◆ Problem requirements ◆
Wherever the string "note" appears in the listing, copy that line.

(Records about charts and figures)
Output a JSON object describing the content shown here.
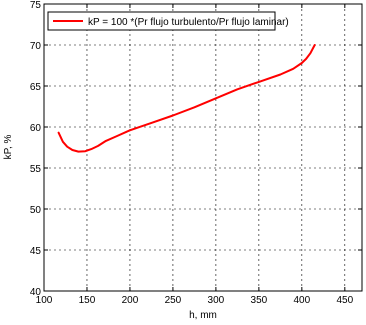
{
  "chart_data": {
    "type": "line",
    "xlabel": "h, mm",
    "ylabel": "kP, %",
    "xlim": [
      100,
      470
    ],
    "ylim": [
      40,
      75
    ],
    "xticks": [
      "100",
      "150",
      "200",
      "250",
      "300",
      "350",
      "400",
      "450"
    ],
    "yticks": [
      "40",
      "45",
      "50",
      "55",
      "60",
      "65",
      "70",
      "75"
    ],
    "grid": true,
    "grid_style": "dotted",
    "legend_position": "top-left",
    "series": [
      {
        "name": "kP = 100 *(Pr flujo turbulento/Pr flujo laminar)",
        "color": "#ff0000",
        "x": [
          117,
          122,
          127,
          133,
          140,
          148,
          155,
          163,
          172,
          185,
          200,
          225,
          250,
          275,
          300,
          325,
          350,
          375,
          390,
          400,
          405,
          410,
          415
        ],
        "y": [
          59.3,
          58.2,
          57.6,
          57.2,
          57.0,
          57.05,
          57.3,
          57.7,
          58.3,
          58.9,
          59.6,
          60.5,
          61.4,
          62.4,
          63.5,
          64.6,
          65.5,
          66.4,
          67.1,
          67.8,
          68.3,
          69.0,
          70.0
        ]
      }
    ]
  }
}
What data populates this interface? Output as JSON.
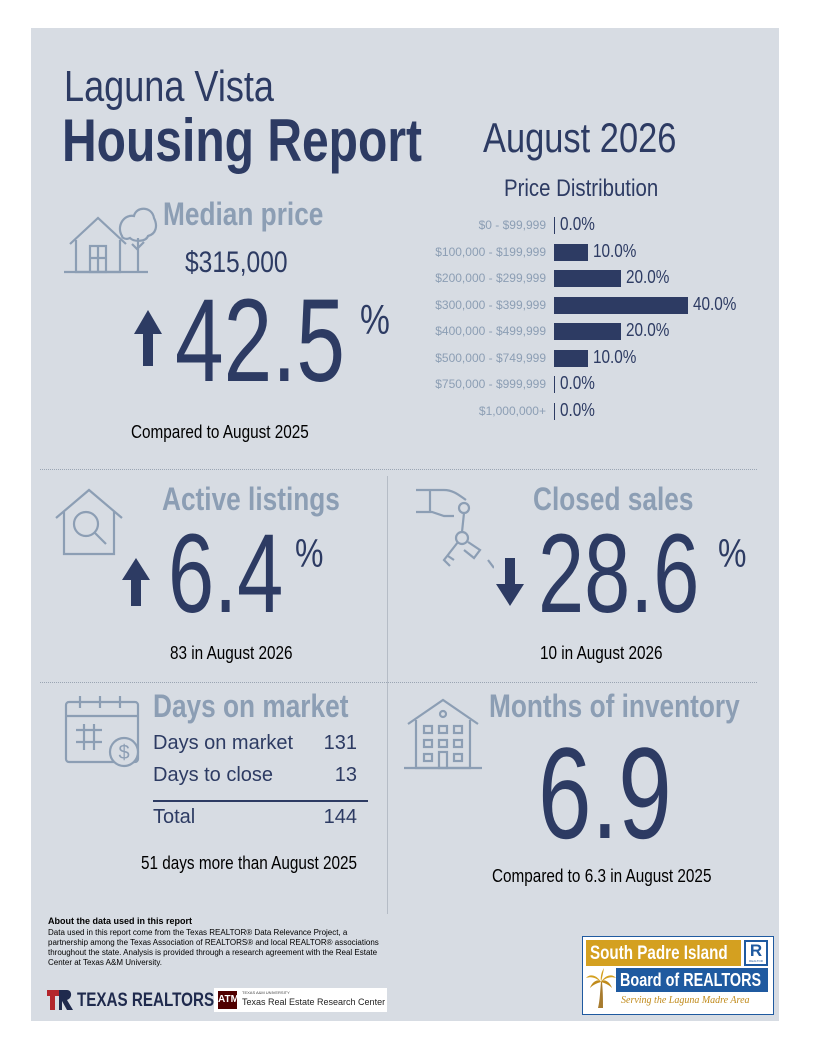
{
  "header": {
    "city": "Laguna Vista",
    "title": "Housing Report",
    "period": "August 2026"
  },
  "median_price": {
    "label": "Median price",
    "value": "$315,000",
    "change": "42.5",
    "pct": "%",
    "direction": "up",
    "compare": "Compared to August 2025"
  },
  "price_distribution": {
    "title": "Price Distribution",
    "rows": [
      {
        "label": "$0 - $99,999",
        "value": "0.0%",
        "fraction": 0.0
      },
      {
        "label": "$100,000 - $199,999",
        "value": "10.0%",
        "fraction": 0.1
      },
      {
        "label": "$200,000 - $299,999",
        "value": "20.0%",
        "fraction": 0.2
      },
      {
        "label": "$300,000 - $399,999",
        "value": "40.0%",
        "fraction": 0.4
      },
      {
        "label": "$400,000 - $499,999",
        "value": "20.0%",
        "fraction": 0.2
      },
      {
        "label": "$500,000 - $749,999",
        "value": "10.0%",
        "fraction": 0.1
      },
      {
        "label": "$750,000 - $999,999",
        "value": "0.0%",
        "fraction": 0.0
      },
      {
        "label": "$1,000,000+",
        "value": "0.0%",
        "fraction": 0.0
      }
    ]
  },
  "active_listings": {
    "label": "Active listings",
    "change": "6.4",
    "pct": "%",
    "direction": "up",
    "note": "83 in August 2026"
  },
  "closed_sales": {
    "label": "Closed sales",
    "change": "28.6",
    "pct": "%",
    "direction": "down",
    "note": "10 in August 2026"
  },
  "days_on_market": {
    "label": "Days on market",
    "rows": [
      {
        "label": "Days on market",
        "value": "131"
      },
      {
        "label": "Days to close",
        "value": "13"
      }
    ],
    "total_label": "Total",
    "total_value": "144",
    "note": "51 days more than August 2025"
  },
  "months_inventory": {
    "label": "Months of inventory",
    "value": "6.9",
    "note": "Compared to 6.3 in August 2025"
  },
  "about": {
    "heading": "About the data used in this report",
    "body": "Data used in this report come from the Texas REALTOR® Data Relevance Project, a partnership among the Texas Association of REALTORS® and local REALTOR® associations throughout the state. Analysis is provided through a research agreement with the Real Estate Center at Texas A&M University."
  },
  "logos": {
    "texas_realtors": "TEXAS REALTORS",
    "tamu_small": "TEXAS A&M UNIVERSITY",
    "tamu_center": "Texas Real Estate Research Center",
    "spi_line1": "South Padre Island",
    "spi_line2": "Board of REALTORS",
    "spi_tagline": "Serving the Laguna Madre Area",
    "spi_r": "R",
    "spi_r_small": "REALTOR"
  },
  "colors": {
    "navy": "#2d3b63",
    "steel": "#8c9eb4",
    "panel": "#d7dce3",
    "spi_gold": "#d4a020",
    "spi_blue": "#1f5aa0"
  }
}
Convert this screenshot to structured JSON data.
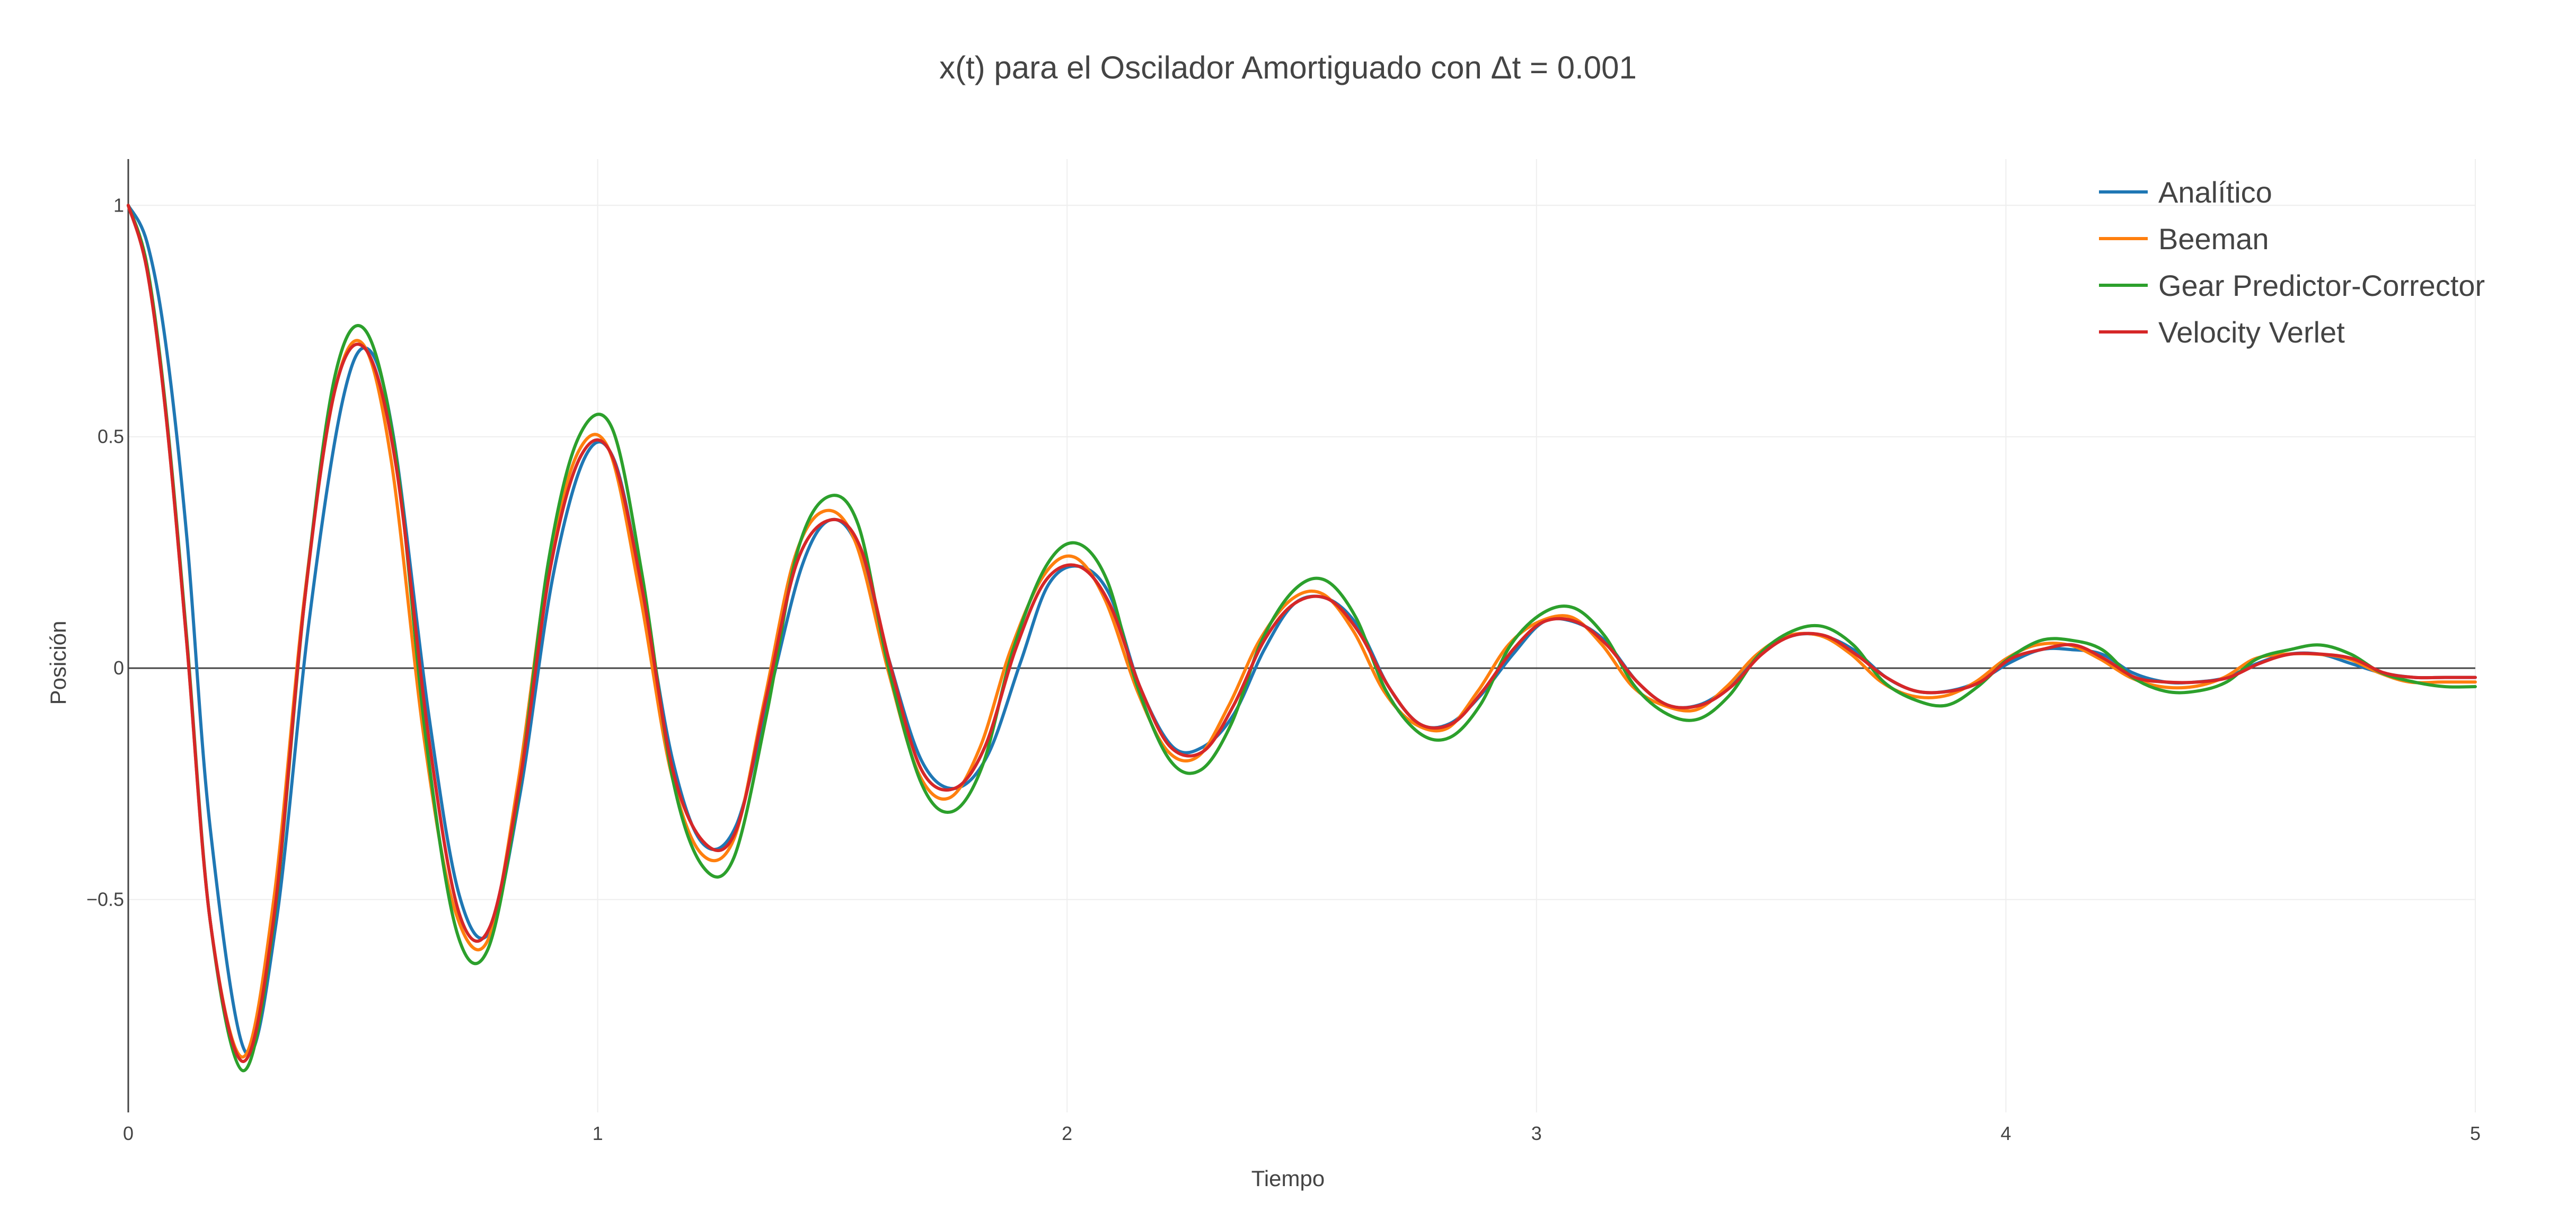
{
  "chart_data": {
    "type": "line",
    "title": "x(t) para el Oscilador Amortiguado con Δt = 0.001",
    "xlabel": "Tiempo",
    "ylabel": "Posición",
    "xlim": [
      0,
      5
    ],
    "ylim": [
      -0.96,
      1.1
    ],
    "x_ticks": [
      0,
      1,
      2,
      3,
      4,
      5
    ],
    "y_ticks": [
      1,
      0.5,
      0,
      -0.5
    ],
    "x_tick_labels": [
      "0",
      "1",
      "2",
      "3",
      "4",
      "5"
    ],
    "y_tick_labels": [
      "1",
      "0.5",
      "0",
      "−0.5"
    ],
    "grid": true,
    "legend_position": "top-right",
    "series": [
      {
        "name": "Analítico",
        "color": "#1f77b4",
        "x": [
          0,
          0.04,
          0.08,
          0.125,
          0.175,
          0.25,
          0.315,
          0.385,
          0.455,
          0.51,
          0.565,
          0.64,
          0.705,
          0.77,
          0.835,
          0.905,
          0.975,
          1.035,
          1.095,
          1.16,
          1.225,
          1.295,
          1.365,
          1.435,
          1.495,
          1.555,
          1.62,
          1.69,
          1.76,
          1.83,
          1.9,
          1.96,
          2.025,
          2.09,
          2.155,
          2.225,
          2.29,
          2.355,
          2.42,
          2.485,
          2.555,
          2.62,
          2.685,
          2.75,
          2.815,
          2.88,
          2.95,
          3.015,
          3.08,
          3.145,
          3.215,
          3.28,
          3.345,
          3.41,
          3.475,
          3.545,
          3.61,
          3.675,
          3.745,
          3.81,
          3.875,
          3.94,
          4.005,
          4.075,
          4.14,
          4.205,
          4.27,
          4.34,
          4.405,
          4.47,
          4.535,
          4.6,
          4.67,
          4.735,
          4.8,
          4.87,
          4.935,
          5
        ],
        "y": [
          1,
          0.92,
          0.7,
          0.28,
          -0.35,
          -0.83,
          -0.55,
          0.1,
          0.57,
          0.69,
          0.5,
          -0.1,
          -0.49,
          -0.57,
          -0.27,
          0.2,
          0.46,
          0.45,
          0.17,
          -0.2,
          -0.38,
          -0.34,
          -0.06,
          0.22,
          0.32,
          0.26,
          0.02,
          -0.2,
          -0.26,
          -0.19,
          0.01,
          0.18,
          0.22,
          0.16,
          -0.04,
          -0.17,
          -0.17,
          -0.1,
          0.04,
          0.14,
          0.15,
          0.09,
          -0.04,
          -0.12,
          -0.12,
          -0.06,
          0.03,
          0.1,
          0.1,
          0.06,
          -0.03,
          -0.08,
          -0.08,
          -0.04,
          0.03,
          0.07,
          0.07,
          0.04,
          -0.02,
          -0.05,
          -0.05,
          -0.03,
          0.01,
          0.04,
          0.04,
          0.03,
          -0.01,
          -0.03,
          -0.03,
          -0.02,
          0.01,
          0.03,
          0.03,
          0.01,
          -0.01,
          -0.02,
          -0.02,
          -0.02
        ]
      },
      {
        "name": "Beeman",
        "color": "#ff7f0e",
        "x": [
          0,
          0.04,
          0.08,
          0.125,
          0.175,
          0.245,
          0.31,
          0.375,
          0.44,
          0.5,
          0.56,
          0.63,
          0.695,
          0.765,
          0.83,
          0.895,
          0.96,
          1.025,
          1.09,
          1.155,
          1.22,
          1.29,
          1.355,
          1.42,
          1.485,
          1.55,
          1.62,
          1.685,
          1.75,
          1.815,
          1.88,
          1.95,
          2.015,
          2.08,
          2.15,
          2.215,
          2.28,
          2.345,
          2.41,
          2.48,
          2.545,
          2.61,
          2.675,
          2.74,
          2.81,
          2.875,
          2.94,
          3.005,
          3.075,
          3.14,
          3.205,
          3.27,
          3.34,
          3.405,
          3.47,
          3.535,
          3.605,
          3.67,
          3.735,
          3.8,
          3.87,
          3.935,
          4,
          4.065,
          4.135,
          4.2,
          4.265,
          4.33,
          4.4,
          4.465,
          4.53,
          4.595,
          4.665,
          4.73,
          4.795,
          4.86,
          4.93,
          5
        ],
        "y": [
          1,
          0.86,
          0.55,
          0.05,
          -0.55,
          -0.84,
          -0.5,
          0.15,
          0.6,
          0.7,
          0.45,
          -0.15,
          -0.52,
          -0.59,
          -0.25,
          0.22,
          0.47,
          0.47,
          0.16,
          -0.22,
          -0.4,
          -0.37,
          -0.07,
          0.24,
          0.34,
          0.27,
          -0.01,
          -0.23,
          -0.28,
          -0.17,
          0.04,
          0.2,
          0.24,
          0.15,
          -0.05,
          -0.18,
          -0.19,
          -0.08,
          0.06,
          0.15,
          0.16,
          0.08,
          -0.05,
          -0.12,
          -0.13,
          -0.05,
          0.05,
          0.1,
          0.11,
          0.05,
          -0.04,
          -0.08,
          -0.09,
          -0.04,
          0.03,
          0.07,
          0.07,
          0.03,
          -0.03,
          -0.06,
          -0.06,
          -0.03,
          0.02,
          0.05,
          0.05,
          0.02,
          -0.02,
          -0.04,
          -0.04,
          -0.02,
          0.02,
          0.03,
          0.03,
          0.02,
          -0.01,
          -0.03,
          -0.03,
          -0.03
        ]
      },
      {
        "name": "Gear Predictor-Corrector",
        "color": "#2ca02c",
        "x": [
          0,
          0.04,
          0.08,
          0.125,
          0.175,
          0.245,
          0.31,
          0.375,
          0.44,
          0.505,
          0.57,
          0.635,
          0.7,
          0.765,
          0.83,
          0.895,
          0.96,
          1.03,
          1.095,
          1.16,
          1.225,
          1.29,
          1.36,
          1.425,
          1.49,
          1.555,
          1.62,
          1.69,
          1.755,
          1.82,
          1.885,
          1.955,
          2.02,
          2.085,
          2.15,
          2.22,
          2.285,
          2.35,
          2.415,
          2.485,
          2.55,
          2.615,
          2.68,
          2.75,
          2.815,
          2.88,
          2.945,
          3.015,
          3.08,
          3.145,
          3.21,
          3.28,
          3.345,
          3.41,
          3.475,
          3.545,
          3.61,
          3.675,
          3.74,
          3.81,
          3.875,
          3.94,
          4.005,
          4.075,
          4.14,
          4.205,
          4.27,
          4.34,
          4.405,
          4.47,
          4.535,
          4.605,
          4.67,
          4.735,
          4.8,
          4.87,
          4.935,
          5
        ],
        "y": [
          1,
          0.87,
          0.56,
          0.06,
          -0.55,
          -0.87,
          -0.55,
          0.14,
          0.63,
          0.73,
          0.46,
          -0.16,
          -0.57,
          -0.61,
          -0.28,
          0.23,
          0.5,
          0.52,
          0.2,
          -0.24,
          -0.43,
          -0.41,
          -0.1,
          0.25,
          0.37,
          0.31,
          0,
          -0.25,
          -0.31,
          -0.21,
          0.04,
          0.22,
          0.27,
          0.19,
          -0.04,
          -0.2,
          -0.22,
          -0.12,
          0.06,
          0.17,
          0.19,
          0.11,
          -0.05,
          -0.14,
          -0.15,
          -0.08,
          0.05,
          0.12,
          0.13,
          0.07,
          -0.04,
          -0.1,
          -0.11,
          -0.06,
          0.03,
          0.08,
          0.09,
          0.05,
          -0.03,
          -0.07,
          -0.08,
          -0.04,
          0.02,
          0.06,
          0.06,
          0.04,
          -0.02,
          -0.05,
          -0.05,
          -0.03,
          0.02,
          0.04,
          0.05,
          0.03,
          -0.01,
          -0.03,
          -0.04,
          -0.04
        ]
      },
      {
        "name": "Velocity Verlet",
        "color": "#d62728",
        "x": [
          0,
          0.04,
          0.08,
          0.125,
          0.175,
          0.245,
          0.31,
          0.375,
          0.44,
          0.505,
          0.57,
          0.64,
          0.705,
          0.77,
          0.835,
          0.9,
          0.965,
          1.03,
          1.095,
          1.16,
          1.23,
          1.295,
          1.36,
          1.425,
          1.495,
          1.56,
          1.625,
          1.69,
          1.76,
          1.825,
          1.89,
          1.955,
          2.025,
          2.09,
          2.155,
          2.22,
          2.29,
          2.355,
          2.42,
          2.485,
          2.555,
          2.62,
          2.685,
          2.75,
          2.82,
          2.885,
          2.95,
          3.015,
          3.085,
          3.15,
          3.215,
          3.28,
          3.35,
          3.415,
          3.48,
          3.545,
          3.615,
          3.68,
          3.745,
          3.81,
          3.88,
          3.945,
          4.01,
          4.075,
          4.145,
          4.21,
          4.275,
          4.34,
          4.41,
          4.475,
          4.54,
          4.605,
          4.675,
          4.74,
          4.805,
          4.87,
          4.935,
          5
        ],
        "y": [
          1,
          0.86,
          0.55,
          0.05,
          -0.55,
          -0.85,
          -0.54,
          0.14,
          0.6,
          0.69,
          0.44,
          -0.15,
          -0.53,
          -0.56,
          -0.24,
          0.22,
          0.46,
          0.46,
          0.17,
          -0.22,
          -0.38,
          -0.35,
          -0.06,
          0.23,
          0.32,
          0.26,
          0,
          -0.22,
          -0.26,
          -0.17,
          0.04,
          0.19,
          0.22,
          0.14,
          -0.04,
          -0.17,
          -0.18,
          -0.08,
          0.06,
          0.14,
          0.15,
          0.08,
          -0.04,
          -0.12,
          -0.12,
          -0.05,
          0.04,
          0.1,
          0.1,
          0.05,
          -0.03,
          -0.08,
          -0.08,
          -0.04,
          0.03,
          0.07,
          0.07,
          0.03,
          -0.02,
          -0.05,
          -0.05,
          -0.03,
          0.02,
          0.04,
          0.05,
          0.02,
          -0.02,
          -0.03,
          -0.03,
          -0.02,
          0.01,
          0.03,
          0.03,
          0.02,
          -0.01,
          -0.02,
          -0.02,
          -0.02
        ]
      }
    ]
  }
}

◆ Solution to the problem ◆
    "note": "83 in August 2026"
    "note": "10 in August 2026"
    "note": "51 days more than August 2025"
    "note": "Compared to 6.3 in August 2025"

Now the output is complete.